-- begin Data records --

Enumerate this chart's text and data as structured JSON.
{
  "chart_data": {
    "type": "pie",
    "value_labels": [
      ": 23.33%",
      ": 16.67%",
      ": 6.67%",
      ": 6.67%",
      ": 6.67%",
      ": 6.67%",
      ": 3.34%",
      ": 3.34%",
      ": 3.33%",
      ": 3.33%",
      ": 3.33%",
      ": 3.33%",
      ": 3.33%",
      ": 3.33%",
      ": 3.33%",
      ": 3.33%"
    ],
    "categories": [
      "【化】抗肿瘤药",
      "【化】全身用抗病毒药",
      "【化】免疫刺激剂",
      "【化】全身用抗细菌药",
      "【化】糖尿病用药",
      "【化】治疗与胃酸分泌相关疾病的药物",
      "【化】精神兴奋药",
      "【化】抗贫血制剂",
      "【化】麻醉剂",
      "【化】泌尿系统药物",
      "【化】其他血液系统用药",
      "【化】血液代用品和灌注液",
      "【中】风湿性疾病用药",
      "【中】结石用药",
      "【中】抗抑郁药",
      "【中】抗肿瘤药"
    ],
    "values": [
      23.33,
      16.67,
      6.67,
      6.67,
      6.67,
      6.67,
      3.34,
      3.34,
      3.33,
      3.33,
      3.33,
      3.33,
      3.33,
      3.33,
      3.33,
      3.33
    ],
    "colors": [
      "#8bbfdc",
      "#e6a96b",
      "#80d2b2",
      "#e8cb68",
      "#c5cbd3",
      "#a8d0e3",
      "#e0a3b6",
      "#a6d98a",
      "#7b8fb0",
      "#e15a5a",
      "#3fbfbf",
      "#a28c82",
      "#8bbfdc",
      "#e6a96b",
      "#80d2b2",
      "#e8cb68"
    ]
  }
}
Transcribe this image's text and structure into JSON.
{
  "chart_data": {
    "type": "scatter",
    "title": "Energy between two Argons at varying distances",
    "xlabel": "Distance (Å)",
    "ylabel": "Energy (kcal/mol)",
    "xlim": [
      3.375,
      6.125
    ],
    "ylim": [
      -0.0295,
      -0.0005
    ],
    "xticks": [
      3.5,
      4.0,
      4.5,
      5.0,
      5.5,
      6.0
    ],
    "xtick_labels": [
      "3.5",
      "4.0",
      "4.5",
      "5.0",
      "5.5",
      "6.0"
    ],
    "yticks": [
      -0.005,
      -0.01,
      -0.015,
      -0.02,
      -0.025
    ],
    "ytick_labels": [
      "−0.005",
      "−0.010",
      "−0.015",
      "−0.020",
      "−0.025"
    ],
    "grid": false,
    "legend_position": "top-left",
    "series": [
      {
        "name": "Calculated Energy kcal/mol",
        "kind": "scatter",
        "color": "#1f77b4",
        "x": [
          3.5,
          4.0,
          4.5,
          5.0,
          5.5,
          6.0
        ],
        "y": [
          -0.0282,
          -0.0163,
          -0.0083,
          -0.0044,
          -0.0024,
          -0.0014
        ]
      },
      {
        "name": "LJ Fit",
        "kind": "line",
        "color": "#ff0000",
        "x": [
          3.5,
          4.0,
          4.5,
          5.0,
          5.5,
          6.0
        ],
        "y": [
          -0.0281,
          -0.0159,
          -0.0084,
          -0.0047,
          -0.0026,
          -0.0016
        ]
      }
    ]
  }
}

-- end Data records --

• [What needs to be done]: Search the data for the string "this". List each line that has it.

• [Complete output]:
Enumerate this chart's text and data as structured JSON.
Transcribe this image's text and structure into JSON.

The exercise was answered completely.